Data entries
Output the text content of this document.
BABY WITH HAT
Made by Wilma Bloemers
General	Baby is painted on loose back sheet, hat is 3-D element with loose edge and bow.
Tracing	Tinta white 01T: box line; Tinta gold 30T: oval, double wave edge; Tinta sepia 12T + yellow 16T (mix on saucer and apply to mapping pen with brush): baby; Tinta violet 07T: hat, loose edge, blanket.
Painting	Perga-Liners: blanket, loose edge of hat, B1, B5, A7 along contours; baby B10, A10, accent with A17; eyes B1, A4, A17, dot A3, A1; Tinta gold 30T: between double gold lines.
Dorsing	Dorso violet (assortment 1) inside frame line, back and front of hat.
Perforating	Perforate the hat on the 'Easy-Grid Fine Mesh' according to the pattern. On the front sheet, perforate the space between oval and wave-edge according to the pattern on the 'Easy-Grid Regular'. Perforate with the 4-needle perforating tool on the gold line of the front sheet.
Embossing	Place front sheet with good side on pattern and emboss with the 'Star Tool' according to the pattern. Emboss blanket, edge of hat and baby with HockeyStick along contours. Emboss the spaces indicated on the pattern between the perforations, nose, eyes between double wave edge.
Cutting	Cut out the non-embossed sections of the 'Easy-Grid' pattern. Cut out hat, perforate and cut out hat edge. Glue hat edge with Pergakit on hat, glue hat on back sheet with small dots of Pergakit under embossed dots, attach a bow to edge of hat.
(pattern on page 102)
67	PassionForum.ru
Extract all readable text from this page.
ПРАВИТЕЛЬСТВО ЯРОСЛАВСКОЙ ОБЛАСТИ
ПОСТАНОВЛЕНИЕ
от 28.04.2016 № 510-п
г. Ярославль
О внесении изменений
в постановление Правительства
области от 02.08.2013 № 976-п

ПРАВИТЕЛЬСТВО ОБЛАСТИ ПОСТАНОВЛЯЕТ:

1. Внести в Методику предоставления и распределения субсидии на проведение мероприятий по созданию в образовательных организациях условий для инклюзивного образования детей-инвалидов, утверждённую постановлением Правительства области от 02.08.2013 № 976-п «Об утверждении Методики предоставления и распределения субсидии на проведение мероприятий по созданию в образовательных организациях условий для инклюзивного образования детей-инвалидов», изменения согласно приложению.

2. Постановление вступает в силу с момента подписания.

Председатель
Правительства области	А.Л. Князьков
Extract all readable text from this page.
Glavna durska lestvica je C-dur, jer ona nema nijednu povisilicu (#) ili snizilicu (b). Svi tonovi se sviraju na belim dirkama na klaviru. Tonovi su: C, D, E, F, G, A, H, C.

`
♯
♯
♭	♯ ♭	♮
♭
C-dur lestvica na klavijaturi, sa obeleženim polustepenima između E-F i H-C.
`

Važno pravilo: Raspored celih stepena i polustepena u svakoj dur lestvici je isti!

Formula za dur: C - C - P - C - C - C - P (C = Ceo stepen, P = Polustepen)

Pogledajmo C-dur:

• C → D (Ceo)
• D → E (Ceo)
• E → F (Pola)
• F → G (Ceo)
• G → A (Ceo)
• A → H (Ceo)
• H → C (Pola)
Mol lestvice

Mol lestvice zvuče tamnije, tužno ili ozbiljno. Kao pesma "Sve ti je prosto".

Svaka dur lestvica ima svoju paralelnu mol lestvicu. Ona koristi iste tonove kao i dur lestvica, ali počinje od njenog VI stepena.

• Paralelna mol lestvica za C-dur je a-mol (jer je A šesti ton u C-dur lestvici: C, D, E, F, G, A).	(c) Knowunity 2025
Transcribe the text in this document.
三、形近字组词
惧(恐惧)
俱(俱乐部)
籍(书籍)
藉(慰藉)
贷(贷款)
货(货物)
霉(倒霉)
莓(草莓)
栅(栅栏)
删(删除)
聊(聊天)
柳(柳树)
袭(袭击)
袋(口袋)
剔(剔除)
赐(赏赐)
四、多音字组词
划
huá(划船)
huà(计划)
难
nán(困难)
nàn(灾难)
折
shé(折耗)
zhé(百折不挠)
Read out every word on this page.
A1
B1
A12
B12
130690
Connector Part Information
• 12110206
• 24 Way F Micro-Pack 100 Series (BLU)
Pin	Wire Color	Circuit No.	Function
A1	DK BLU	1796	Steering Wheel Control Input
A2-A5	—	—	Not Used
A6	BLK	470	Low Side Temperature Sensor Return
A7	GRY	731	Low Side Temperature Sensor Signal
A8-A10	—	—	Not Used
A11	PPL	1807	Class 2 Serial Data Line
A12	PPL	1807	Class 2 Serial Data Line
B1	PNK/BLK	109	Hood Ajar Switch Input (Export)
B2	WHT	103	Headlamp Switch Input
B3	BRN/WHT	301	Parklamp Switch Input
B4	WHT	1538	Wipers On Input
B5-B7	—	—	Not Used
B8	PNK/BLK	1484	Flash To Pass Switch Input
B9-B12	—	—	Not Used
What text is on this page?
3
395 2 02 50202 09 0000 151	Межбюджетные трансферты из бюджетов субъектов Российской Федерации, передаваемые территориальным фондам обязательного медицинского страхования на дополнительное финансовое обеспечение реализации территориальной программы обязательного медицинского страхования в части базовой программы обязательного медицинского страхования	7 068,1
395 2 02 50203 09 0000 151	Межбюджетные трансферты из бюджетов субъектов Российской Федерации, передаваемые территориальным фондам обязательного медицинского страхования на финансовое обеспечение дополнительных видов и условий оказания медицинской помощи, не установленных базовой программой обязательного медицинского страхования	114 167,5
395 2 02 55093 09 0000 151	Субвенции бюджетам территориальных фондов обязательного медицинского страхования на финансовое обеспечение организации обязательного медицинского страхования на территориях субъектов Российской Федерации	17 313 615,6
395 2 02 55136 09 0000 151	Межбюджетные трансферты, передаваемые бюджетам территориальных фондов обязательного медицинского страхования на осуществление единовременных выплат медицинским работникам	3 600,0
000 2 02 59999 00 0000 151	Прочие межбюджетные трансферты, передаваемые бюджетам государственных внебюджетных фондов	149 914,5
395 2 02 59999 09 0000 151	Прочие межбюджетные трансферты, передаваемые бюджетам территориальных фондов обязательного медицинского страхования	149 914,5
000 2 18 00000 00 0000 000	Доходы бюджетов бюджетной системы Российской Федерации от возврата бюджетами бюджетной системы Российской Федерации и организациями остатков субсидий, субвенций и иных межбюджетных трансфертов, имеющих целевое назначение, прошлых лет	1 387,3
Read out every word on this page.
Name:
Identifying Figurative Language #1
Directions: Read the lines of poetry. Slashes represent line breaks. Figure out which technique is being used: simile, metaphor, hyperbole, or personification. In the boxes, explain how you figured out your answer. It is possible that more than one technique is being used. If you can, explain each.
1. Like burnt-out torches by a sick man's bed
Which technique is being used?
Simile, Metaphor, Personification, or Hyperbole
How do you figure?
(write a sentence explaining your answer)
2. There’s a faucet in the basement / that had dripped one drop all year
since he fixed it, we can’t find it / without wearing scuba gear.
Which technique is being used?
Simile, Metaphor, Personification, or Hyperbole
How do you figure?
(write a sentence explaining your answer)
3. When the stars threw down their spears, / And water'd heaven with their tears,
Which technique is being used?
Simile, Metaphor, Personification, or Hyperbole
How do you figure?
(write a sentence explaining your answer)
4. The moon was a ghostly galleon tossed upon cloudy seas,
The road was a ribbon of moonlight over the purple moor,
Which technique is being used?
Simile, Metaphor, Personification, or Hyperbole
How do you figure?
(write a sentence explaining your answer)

* _GIVEN REQUEST_:
Every entry must be retyped in full, exactly as given.

* _COMPLETED EXERCISE_:
Output the text content of this document.
BABY WITH HAT
Made by Wilma Bloemers
General	Baby is painted on loose back sheet, hat is 3-D element with loose edge and bow.
Tracing	Tinta white 01T: box line; Tinta gold 30T: oval, double wave edge; Tinta sepia 12T + yellow 16T (mix on saucer and apply to mapping pen with brush): baby; Tinta violet 07T: hat, loose edge, blanket.
Painting	Perga-Liners: blanket, loose edge of hat, B1, B5, A7 along contours; baby B10, A10, accent with A17; eyes B1, A4, A17, dot A3, A1; Tinta gold 30T: between double gold lines.
Dorsing	Dorso violet (assortment 1) inside frame line, back and front of hat.
Perforating	Perforate the hat on the 'Easy-Grid Fine Mesh' according to the pattern. On the front sheet, perforate the space between oval and wave-edge according to the pattern on the 'Easy-Grid Regular'. Perforate with the 4-needle perforating tool on the gold line of the front sheet.
Embossing	Place front sheet with good side on pattern and emboss with the 'Star Tool' according to the pattern. Emboss blanket, edge of hat and baby with HockeyStick along contours. Emboss the spaces indicated on the pattern between the perforations, nose, eyes between double wave edge.
Cutting	Cut out the non-embossed sections of the 'Easy-Grid' pattern. Cut out hat, perforate and cut out hat edge. Glue hat edge with Pergakit on hat, glue hat on back sheet with small dots of Pergakit under embossed dots, attach a bow to edge of hat.
(pattern on page 102)
67	PassionForum.ru
Extract all readable text from this page.
ПРАВИТЕЛЬСТВО ЯРОСЛАВСКОЙ ОБЛАСТИ
ПОСТАНОВЛЕНИЕ
от 28.04.2016 № 510-п
г. Ярославль
О внесении изменений
в постановление Правительства
области от 02.08.2013 № 976-п

ПРАВИТЕЛЬСТВО ОБЛАСТИ ПОСТАНОВЛЯЕТ:

1. Внести в Методику предоставления и распределения субсидии на проведение мероприятий по созданию в образовательных организациях условий для инклюзивного образования детей-инвалидов, утверждённую постановлением Правительства области от 02.08.2013 № 976-п «Об утверждении Методики предоставления и распределения субсидии на проведение мероприятий по созданию в образовательных организациях условий для инклюзивного образования детей-инвалидов», изменения согласно приложению.

2. Постановление вступает в силу с момента подписания.

Председатель
Правительства области	А.Л. Князьков
Extract all readable text from this page.
Glavna durska lestvica je C-dur, jer ona nema nijednu povisilicu (#) ili snizilicu (b). Svi tonovi se sviraju na belim dirkama na klaviru. Tonovi su: C, D, E, F, G, A, H, C.

`
♯
♯
♭	♯ ♭	♮
♭
C-dur lestvica na klavijaturi, sa obeleženim polustepenima između E-F i H-C.
`

Važno pravilo: Raspored celih stepena i polustepena u svakoj dur lestvici je isti!

Formula za dur: C - C - P - C - C - C - P (C = Ceo stepen, P = Polustepen)

Pogledajmo C-dur:

• C → D (Ceo)
• D → E (Ceo)
• E → F (Pola)
• F → G (Ceo)
• G → A (Ceo)
• A → H (Ceo)
• H → C (Pola)
Mol lestvice

Mol lestvice zvuče tamnije, tužno ili ozbiljno. Kao pesma "Sve ti je prosto".

Svaka dur lestvica ima svoju paralelnu mol lestvicu. Ona koristi iste tonove kao i dur lestvica, ali počinje od njenog VI stepena.

• Paralelna mol lestvica za C-dur je a-mol (jer je A šesti ton u C-dur lestvici: C, D, E, F, G, A).	(c) Knowunity 2025
Transcribe the text in this document.
三、形近字组词
惧(恐惧)
俱(俱乐部)
籍(书籍)
藉(慰藉)
贷(贷款)
货(货物)
霉(倒霉)
莓(草莓)
栅(栅栏)
删(删除)
聊(聊天)
柳(柳树)
袭(袭击)
袋(口袋)
剔(剔除)
赐(赏赐)
四、多音字组词
划
huá(划船)
huà(计划)
难
nán(困难)
nàn(灾难)
折
shé(折耗)
zhé(百折不挠)
Read out every word on this page.
A1
B1
A12
B12
130690
Connector Part Information
• 12110206
• 24 Way F Micro-Pack 100 Series (BLU)
Pin	Wire Color	Circuit No.	Function
A1	DK BLU	1796	Steering Wheel Control Input
A2-A5	—	—	Not Used
A6	BLK	470	Low Side Temperature Sensor Return
A7	GRY	731	Low Side Temperature Sensor Signal
A8-A10	—	—	Not Used
A11	PPL	1807	Class 2 Serial Data Line
A12	PPL	1807	Class 2 Serial Data Line
B1	PNK/BLK	109	Hood Ajar Switch Input (Export)
B2	WHT	103	Headlamp Switch Input
B3	BRN/WHT	301	Parklamp Switch Input
B4	WHT	1538	Wipers On Input
B5-B7	—	—	Not Used
B8	PNK/BLK	1484	Flash To Pass Switch Input
B9-B12	—	—	Not Used
What text is on this page?
3
395 2 02 50202 09 0000 151	Межбюджетные трансферты из бюджетов субъектов Российской Федерации, передаваемые территориальным фондам обязательного медицинского страхования на дополнительное финансовое обеспечение реализации территориальной программы обязательного медицинского страхования в части базовой программы обязательного медицинского страхования	7 068,1
395 2 02 50203 09 0000 151	Межбюджетные трансферты из бюджетов субъектов Российской Федерации, передаваемые территориальным фондам обязательного медицинского страхования на финансовое обеспечение дополнительных видов и условий оказания медицинской помощи, не установленных базовой программой обязательного медицинского страхования	114 167,5
395 2 02 55093 09 0000 151	Субвенции бюджетам территориальных фондов обязательного медицинского страхования на финансовое обеспечение организации обязательного медицинского страхования на территориях субъектов Российской Федерации	17 313 615,6
395 2 02 55136 09 0000 151	Межбюджетные трансферты, передаваемые бюджетам территориальных фондов обязательного медицинского страхования на осуществление единовременных выплат медицинским работникам	3 600,0
000 2 02 59999 00 0000 151	Прочие межбюджетные трансферты, передаваемые бюджетам государственных внебюджетных фондов	149 914,5
395 2 02 59999 09 0000 151	Прочие межбюджетные трансферты, передаваемые бюджетам территориальных фондов обязательного медицинского страхования	149 914,5
000 2 18 00000 00 0000 000	Доходы бюджетов бюджетной системы Российской Федерации от возврата бюджетами бюджетной системы Российской Федерации и организациями остатков субсидий, субвенций и иных межбюджетных трансфертов, имеющих целевое назначение, прошлых лет	1 387,3
Read out every word on this page.
Name:
Identifying Figurative Language #1
Directions: Read the lines of poetry. Slashes represent line breaks. Figure out which technique is being used: simile, metaphor, hyperbole, or personification. In the boxes, explain how you figured out your answer. It is possible that more than one technique is being used. If you can, explain each.
1. Like burnt-out torches by a sick man's bed
Which technique is being used?
Simile, Metaphor, Personification, or Hyperbole
How do you figure?
(write a sentence explaining your answer)
2. There’s a faucet in the basement / that had dripped one drop all year
since he fixed it, we can’t find it / without wearing scuba gear.
Which technique is being used?
Simile, Metaphor, Personification, or Hyperbole
How do you figure?
(write a sentence explaining your answer)
3. When the stars threw down their spears, / And water'd heaven with their tears,
Which technique is being used?
Simile, Metaphor, Personification, or Hyperbole
How do you figure?
(write a sentence explaining your answer)
4. The moon was a ghostly galleon tossed upon cloudy seas,
The road was a ribbon of moonlight over the purple moor,
Which technique is being used?
Simile, Metaphor, Personification, or Hyperbole
How do you figure?
(write a sentence explaining your answer)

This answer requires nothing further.